◆ Dataset rows
** begin **
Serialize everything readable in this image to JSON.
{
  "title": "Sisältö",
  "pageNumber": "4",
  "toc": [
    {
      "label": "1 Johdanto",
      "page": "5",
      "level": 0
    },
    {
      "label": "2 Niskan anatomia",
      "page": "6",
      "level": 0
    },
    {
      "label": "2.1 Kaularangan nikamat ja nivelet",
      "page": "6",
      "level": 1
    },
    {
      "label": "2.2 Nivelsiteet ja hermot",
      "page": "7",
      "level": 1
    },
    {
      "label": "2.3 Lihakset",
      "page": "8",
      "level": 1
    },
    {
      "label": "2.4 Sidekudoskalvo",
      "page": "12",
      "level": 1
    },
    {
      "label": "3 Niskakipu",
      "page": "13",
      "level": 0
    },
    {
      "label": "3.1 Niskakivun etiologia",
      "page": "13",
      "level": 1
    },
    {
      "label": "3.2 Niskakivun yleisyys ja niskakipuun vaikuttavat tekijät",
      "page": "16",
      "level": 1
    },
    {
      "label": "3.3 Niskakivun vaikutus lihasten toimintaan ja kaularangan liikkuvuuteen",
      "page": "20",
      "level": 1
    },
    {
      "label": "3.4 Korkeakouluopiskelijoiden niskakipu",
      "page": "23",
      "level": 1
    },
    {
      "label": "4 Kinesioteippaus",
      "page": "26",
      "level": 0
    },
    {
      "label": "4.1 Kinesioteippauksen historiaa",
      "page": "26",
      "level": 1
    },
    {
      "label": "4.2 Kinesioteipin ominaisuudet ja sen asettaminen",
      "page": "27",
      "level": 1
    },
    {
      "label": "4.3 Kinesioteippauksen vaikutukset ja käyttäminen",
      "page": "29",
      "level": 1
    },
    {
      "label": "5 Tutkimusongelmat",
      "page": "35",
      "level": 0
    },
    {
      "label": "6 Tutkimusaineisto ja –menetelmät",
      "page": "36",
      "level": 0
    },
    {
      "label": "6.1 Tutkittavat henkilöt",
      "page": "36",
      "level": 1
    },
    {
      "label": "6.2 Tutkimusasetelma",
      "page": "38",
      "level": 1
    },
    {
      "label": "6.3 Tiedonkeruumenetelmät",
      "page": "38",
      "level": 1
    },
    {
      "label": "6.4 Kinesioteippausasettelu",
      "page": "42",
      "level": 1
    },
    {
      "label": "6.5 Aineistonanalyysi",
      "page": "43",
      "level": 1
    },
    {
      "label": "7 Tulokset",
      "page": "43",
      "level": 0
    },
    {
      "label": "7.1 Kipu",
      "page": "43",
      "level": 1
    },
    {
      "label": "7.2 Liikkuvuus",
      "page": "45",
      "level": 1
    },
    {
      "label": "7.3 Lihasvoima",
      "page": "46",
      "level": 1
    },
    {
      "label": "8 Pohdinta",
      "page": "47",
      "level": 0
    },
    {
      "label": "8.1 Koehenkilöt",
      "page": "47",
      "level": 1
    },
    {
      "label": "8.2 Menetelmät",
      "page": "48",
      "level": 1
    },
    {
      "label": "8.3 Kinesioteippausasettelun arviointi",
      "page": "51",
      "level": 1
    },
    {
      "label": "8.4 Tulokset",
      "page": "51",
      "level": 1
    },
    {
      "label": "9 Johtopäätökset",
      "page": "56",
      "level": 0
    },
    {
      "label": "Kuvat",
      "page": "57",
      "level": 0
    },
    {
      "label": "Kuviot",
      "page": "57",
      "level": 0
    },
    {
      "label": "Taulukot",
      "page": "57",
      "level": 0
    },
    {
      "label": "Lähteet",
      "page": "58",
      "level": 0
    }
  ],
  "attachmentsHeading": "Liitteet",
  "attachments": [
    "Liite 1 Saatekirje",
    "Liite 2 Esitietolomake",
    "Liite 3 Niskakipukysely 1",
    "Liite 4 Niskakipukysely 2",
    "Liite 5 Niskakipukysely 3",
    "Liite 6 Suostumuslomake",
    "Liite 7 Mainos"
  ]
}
** end **
Above are some records. Print them all exactly.

Serialize everything readable in this image to JSON.
{
  "title": "Sisältö",
  "pageNumber": "4",
  "toc": [
    {
      "label": "1 Johdanto",
      "page": "5",
      "level": 0
    },
    {
      "label": "2 Niskan anatomia",
      "page": "6",
      "level": 0
    },
    {
      "label": "2.1 Kaularangan nikamat ja nivelet",
      "page": "6",
      "level": 1
    },
    {
      "label": "2.2 Nivelsiteet ja hermot",
      "page": "7",
      "level": 1
    },
    {
      "label": "2.3 Lihakset",
      "page": "8",
      "level": 1
    },
    {
      "label": "2.4 Sidekudoskalvo",
      "page": "12",
      "level": 1
    },
    {
      "label": "3 Niskakipu",
      "page": "13",
      "level": 0
    },
    {
      "label": "3.1 Niskakivun etiologia",
      "page": "13",
      "level": 1
    },
    {
      "label": "3.2 Niskakivun yleisyys ja niskakipuun vaikuttavat tekijät",
      "page": "16",
      "level": 1
    },
    {
      "label": "3.3 Niskakivun vaikutus lihasten toimintaan ja kaularangan liikkuvuuteen",
      "page": "20",
      "level": 1
    },
    {
      "label": "3.4 Korkeakouluopiskelijoiden niskakipu",
      "page": "23",
      "level": 1
    },
    {
      "label": "4 Kinesioteippaus",
      "page": "26",
      "level": 0
    },
    {
      "label": "4.1 Kinesioteippauksen historiaa",
      "page": "26",
      "level": 1
    },
    {
      "label": "4.2 Kinesioteipin ominaisuudet ja sen asettaminen",
      "page": "27",
      "level": 1
    },
    {
      "label": "4.3 Kinesioteippauksen vaikutukset ja käyttäminen",
      "page": "29",
      "level": 1
    },
    {
      "label": "5 Tutkimusongelmat",
      "page": "35",
      "level": 0
    },
    {
      "label": "6 Tutkimusaineisto ja –menetelmät",
      "page": "36",
      "level": 0
    },
    {
      "label": "6.1 Tutkittavat henkilöt",
      "page": "36",
      "level": 1
    },
    {
      "label": "6.2 Tutkimusasetelma",
      "page": "38",
      "level": 1
    },
    {
      "label": "6.3 Tiedonkeruumenetelmät",
      "page": "38",
      "level": 1
    },
    {
      "label": "6.4 Kinesioteippausasettelu",
      "page": "42",
      "level": 1
    },
    {
      "label": "6.5 Aineistonanalyysi",
      "page": "43",
      "level": 1
    },
    {
      "label": "7 Tulokset",
      "page": "43",
      "level": 0
    },
    {
      "label": "7.1 Kipu",
      "page": "43",
      "level": 1
    },
    {
      "label": "7.2 Liikkuvuus",
      "page": "45",
      "level": 1
    },
    {
      "label": "7.3 Lihasvoima",
      "page": "46",
      "level": 1
    },
    {
      "label": "8 Pohdinta",
      "page": "47",
      "level": 0
    },
    {
      "label": "8.1 Koehenkilöt",
      "page": "47",
      "level": 1
    },
    {
      "label": "8.2 Menetelmät",
      "page": "48",
      "level": 1
    },
    {
      "label": "8.3 Kinesioteippausasettelun arviointi",
      "page": "51",
      "level": 1
    },
    {
      "label": "8.4 Tulokset",
      "page": "51",
      "level": 1
    },
    {
      "label": "9 Johtopäätökset",
      "page": "56",
      "level": 0
    },
    {
      "label": "Kuvat",
      "page": "57",
      "level": 0
    },
    {
      "label": "Kuviot",
      "page": "57",
      "level": 0
    },
    {
      "label": "Taulukot",
      "page": "57",
      "level": 0
    },
    {
      "label": "Lähteet",
      "page": "58",
      "level": 0
    }
  ],
  "attachmentsHeading": "Liitteet",
  "attachments": [
    "Liite 1 Saatekirje",
    "Liite 2 Esitietolomake",
    "Liite 3 Niskakipukysely 1",
    "Liite 4 Niskakipukysely 2",
    "Liite 5 Niskakipukysely 3",
    "Liite 6 Suostumuslomake",
    "Liite 7 Mainos"
  ]
}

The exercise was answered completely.